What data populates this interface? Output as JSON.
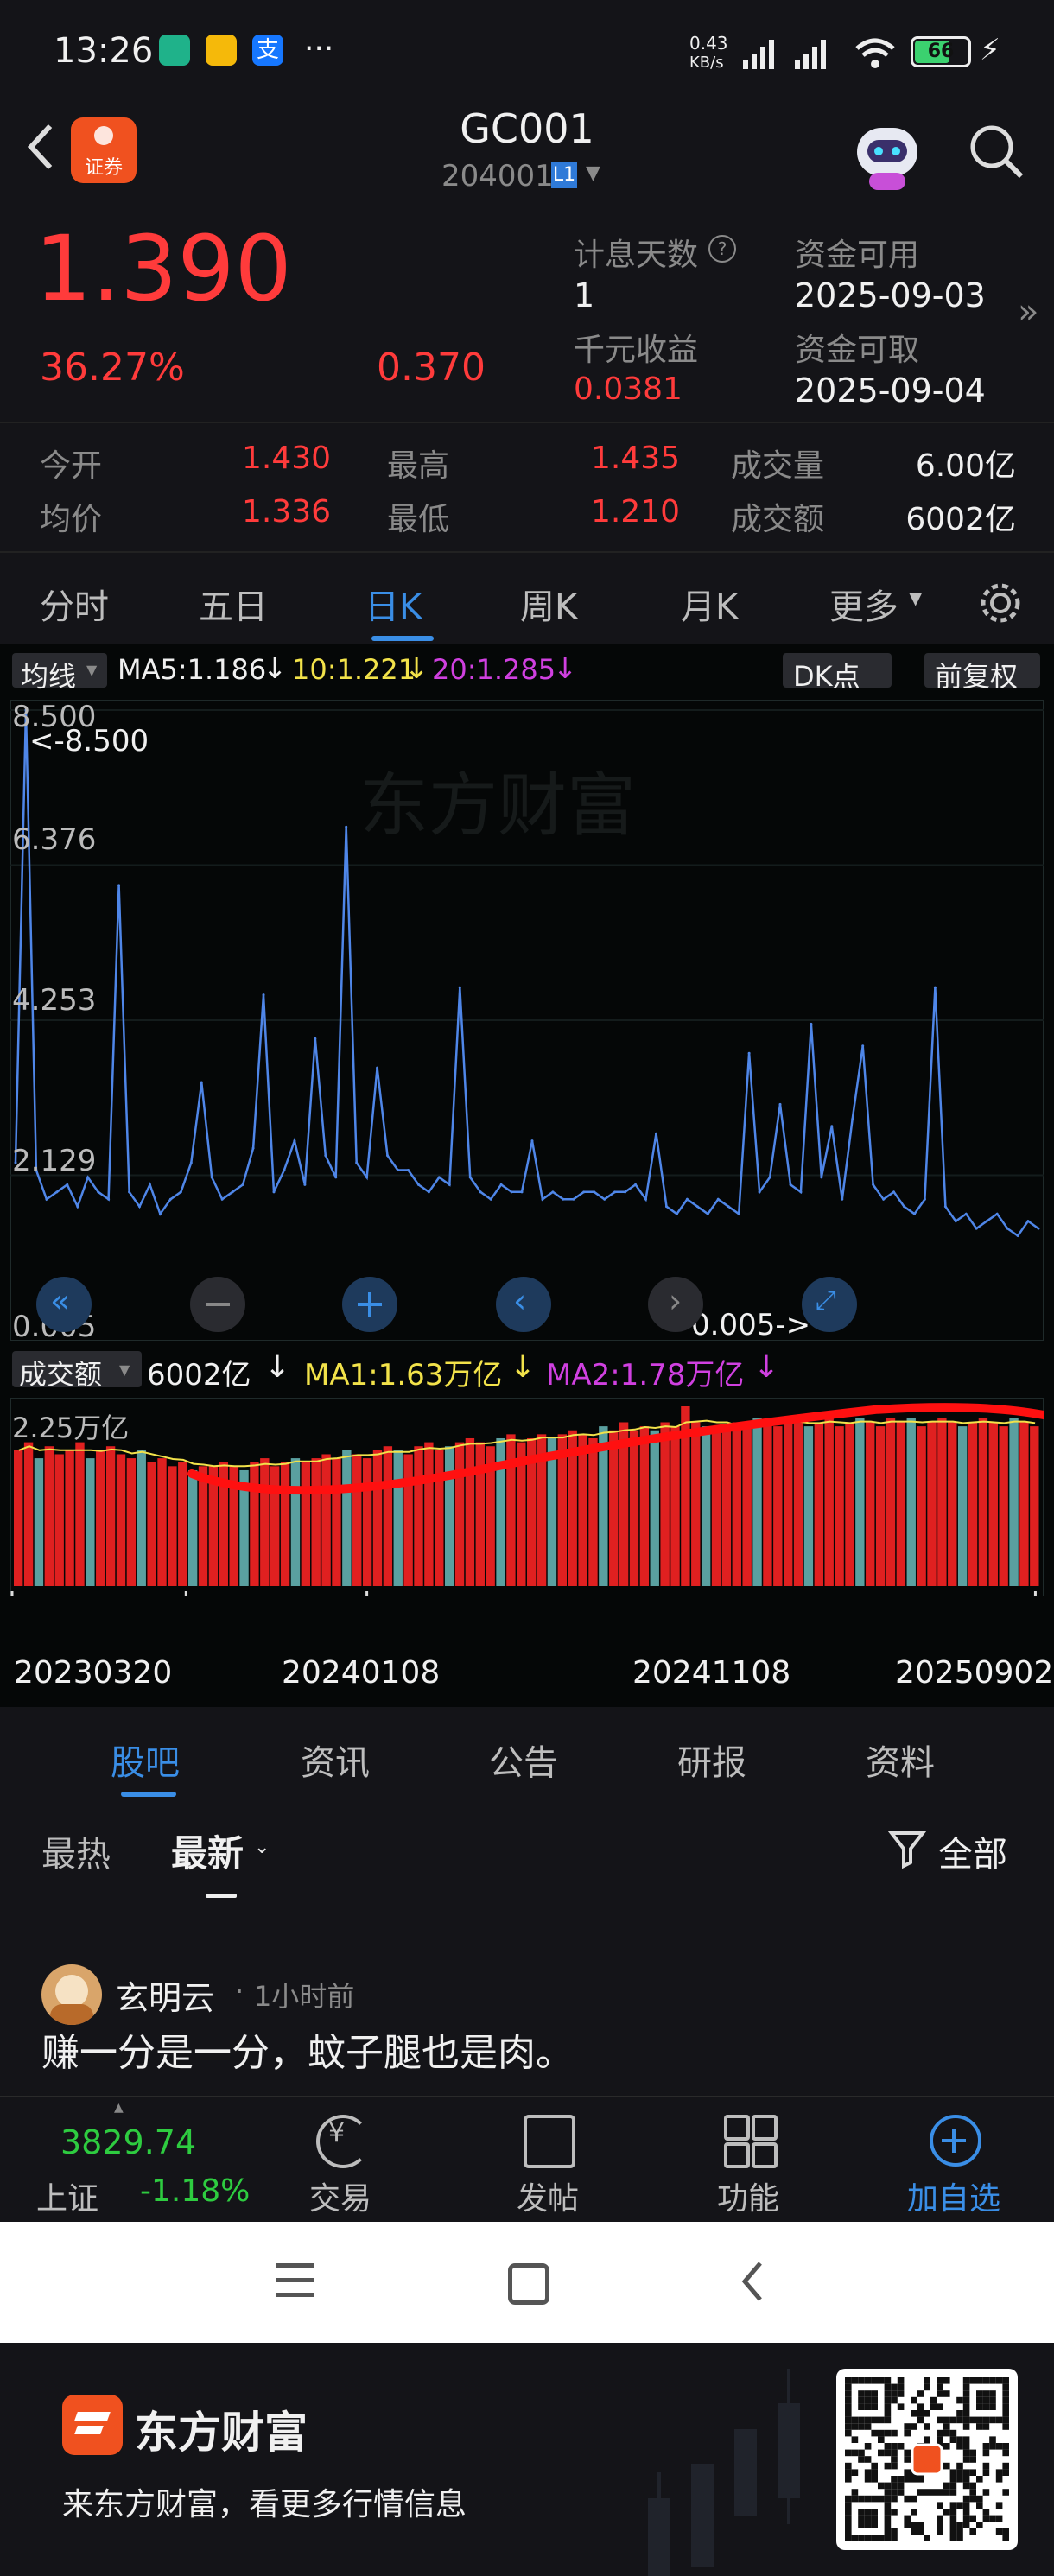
{
  "status_bar": {
    "time": "13:26",
    "net_speed_top": "0.43",
    "net_speed_unit": "KB/s",
    "battery": "66",
    "more": "···"
  },
  "header": {
    "title": "GC001",
    "code": "204001",
    "level": "L1",
    "badge_text": "证券"
  },
  "quote": {
    "price": "1.390",
    "change_pct": "36.27%",
    "change_abs": "0.370",
    "interest_days_label": "计息天数",
    "interest_days_value": "1",
    "per_thousand_label": "千元收益",
    "per_thousand_value": "0.0381",
    "funds_available_label": "资金可用",
    "funds_available_date": "2025-09-03",
    "funds_withdrawable_label": "资金可取",
    "funds_withdrawable_date": "2025-09-04"
  },
  "stats": [
    {
      "label": "今开",
      "value": "1.430"
    },
    {
      "label": "最高",
      "value": "1.435"
    },
    {
      "label": "成交量",
      "value": "6.00亿"
    },
    {
      "label": "均价",
      "value": "1.336"
    },
    {
      "label": "最低",
      "value": "1.210"
    },
    {
      "label": "成交额",
      "value": "6002亿"
    }
  ],
  "tabs": [
    "分时",
    "五日",
    "日K",
    "周K",
    "月K",
    "更多"
  ],
  "active_tab": "日K",
  "indicator_bar": {
    "selector": "均线",
    "ma5": "MA5:1.186",
    "ma10": "10:1.221",
    "ma20": "20:1.285",
    "dk": "DK点",
    "adjust": "前复权"
  },
  "price_chart_labels": {
    "y_top": "8.500",
    "y2": "6.376",
    "y3": "4.253",
    "y4": "2.129",
    "y_bottom": "0.005",
    "max_marker": "<-8.500",
    "min_marker": "0.005->",
    "watermark": "东方财富"
  },
  "volume_bar": {
    "selector": "成交额",
    "value": "6002亿",
    "ma1": "MA1:1.63万亿",
    "ma2": "MA2:1.78万亿",
    "y_top": "2.25万亿"
  },
  "x_dates": [
    "20230320",
    "20240108",
    "20241108",
    "20250902"
  ],
  "chart_data": {
    "type": "line",
    "title": "",
    "xlabel": "",
    "ylabel": "",
    "ylim": [
      0.005,
      8.5
    ],
    "x_range": [
      "20230320",
      "20250902"
    ],
    "series": [
      {
        "values": [
          2.3,
          8.5,
          2.2,
          1.8,
          1.9,
          2.0,
          1.7,
          2.1,
          1.9,
          1.8,
          6.1,
          1.9,
          1.7,
          2.0,
          1.6,
          1.8,
          1.9,
          2.3,
          3.4,
          2.1,
          1.8,
          1.9,
          2.0,
          2.5,
          4.6,
          1.9,
          2.2,
          2.6,
          2.0,
          4.0,
          2.4,
          2.1,
          6.9,
          2.3,
          2.1,
          3.6,
          2.4,
          2.2,
          2.2,
          2.0,
          1.9,
          2.1,
          2.0,
          4.7,
          2.1,
          1.9,
          1.8,
          2.0,
          1.9,
          1.9,
          2.6,
          1.8,
          1.9,
          1.8,
          1.8,
          1.9,
          1.9,
          1.8,
          1.9,
          1.9,
          2.0,
          1.8,
          2.7,
          1.7,
          1.6,
          1.8,
          1.7,
          1.6,
          1.8,
          1.7,
          1.6,
          3.8,
          1.9,
          2.1,
          3.1,
          2.0,
          1.9,
          4.2,
          2.1,
          2.8,
          1.8,
          2.9,
          3.9,
          2.0,
          1.8,
          1.9,
          1.7,
          1.6,
          1.8,
          4.7,
          1.7,
          1.5,
          1.6,
          1.4,
          1.5,
          1.6,
          1.4,
          1.3,
          1.5,
          1.4
        ]
      }
    ],
    "volume": {
      "ylim": [
        0,
        2.25
      ],
      "unit": "万亿",
      "values": [
        1.7,
        1.8,
        1.6,
        1.75,
        1.65,
        1.7,
        1.8,
        1.6,
        1.7,
        1.75,
        1.65,
        1.6,
        1.7,
        1.55,
        1.6,
        1.5,
        1.55,
        1.45,
        1.5,
        1.5,
        1.55,
        1.5,
        1.45,
        1.55,
        1.6,
        1.5,
        1.55,
        1.6,
        1.55,
        1.6,
        1.65,
        1.6,
        1.7,
        1.65,
        1.6,
        1.7,
        1.75,
        1.7,
        1.65,
        1.75,
        1.8,
        1.7,
        1.75,
        1.8,
        1.85,
        1.8,
        1.75,
        1.85,
        1.9,
        1.8,
        1.85,
        1.9,
        1.85,
        1.9,
        1.95,
        1.9,
        1.85,
        2.0,
        1.95,
        2.05,
        1.95,
        2.0,
        1.95,
        2.05,
        2.0,
        2.25,
        2.05,
        2.0,
        1.95,
        2.0,
        2.05,
        2.0,
        2.1,
        2.05,
        2.0,
        2.05,
        2.1,
        2.0,
        2.05,
        2.1,
        2.0,
        2.05,
        2.1,
        2.05,
        2.0,
        2.1,
        2.05,
        2.1,
        2.0,
        2.05,
        2.1,
        2.05,
        2.0,
        2.05,
        2.1,
        2.05,
        2.0,
        2.1,
        2.05,
        2.0
      ]
    }
  },
  "feed_tabs": [
    "股吧",
    "资讯",
    "公告",
    "研报",
    "资料"
  ],
  "active_feed_tab": "股吧",
  "sort": {
    "hot": "最热",
    "latest": "最新",
    "filter": "全部"
  },
  "post": {
    "author": "玄明云",
    "time": "1小时前",
    "content": "赚一分是一分，蚊子腿也是肉。"
  },
  "bottom_nav": {
    "index_value": "3829.74",
    "index_name": "上证",
    "index_change": "-1.18%",
    "items": [
      "交易",
      "发帖",
      "功能",
      "加自选"
    ]
  },
  "promo": {
    "brand": "东方财富",
    "slogan": "来东方财富，看更多行情信息"
  },
  "colors": {
    "up": "#ff3b3b",
    "down": "#2ecc40",
    "accent": "#3a8ee6",
    "ma10": "#f2e24a",
    "ma20": "#d040e0",
    "line": "#4f86e8"
  }
}
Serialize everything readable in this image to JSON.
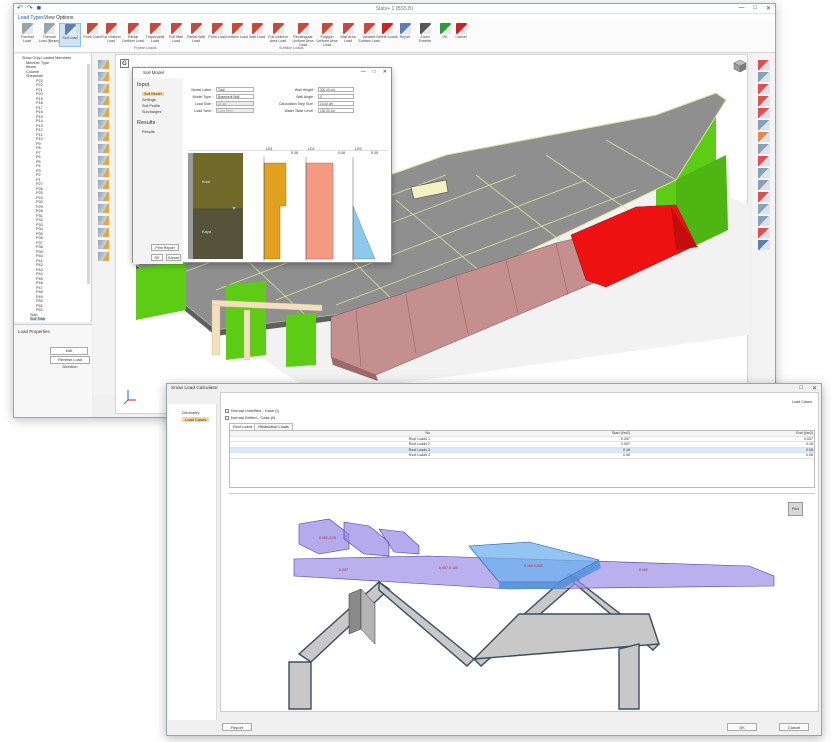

___

### Written exercise
Using the material above, gather every line that includes "JSON".

### The solution
What data populates this interface? Output as JSON.
Serialize everything readable in this image to JSON.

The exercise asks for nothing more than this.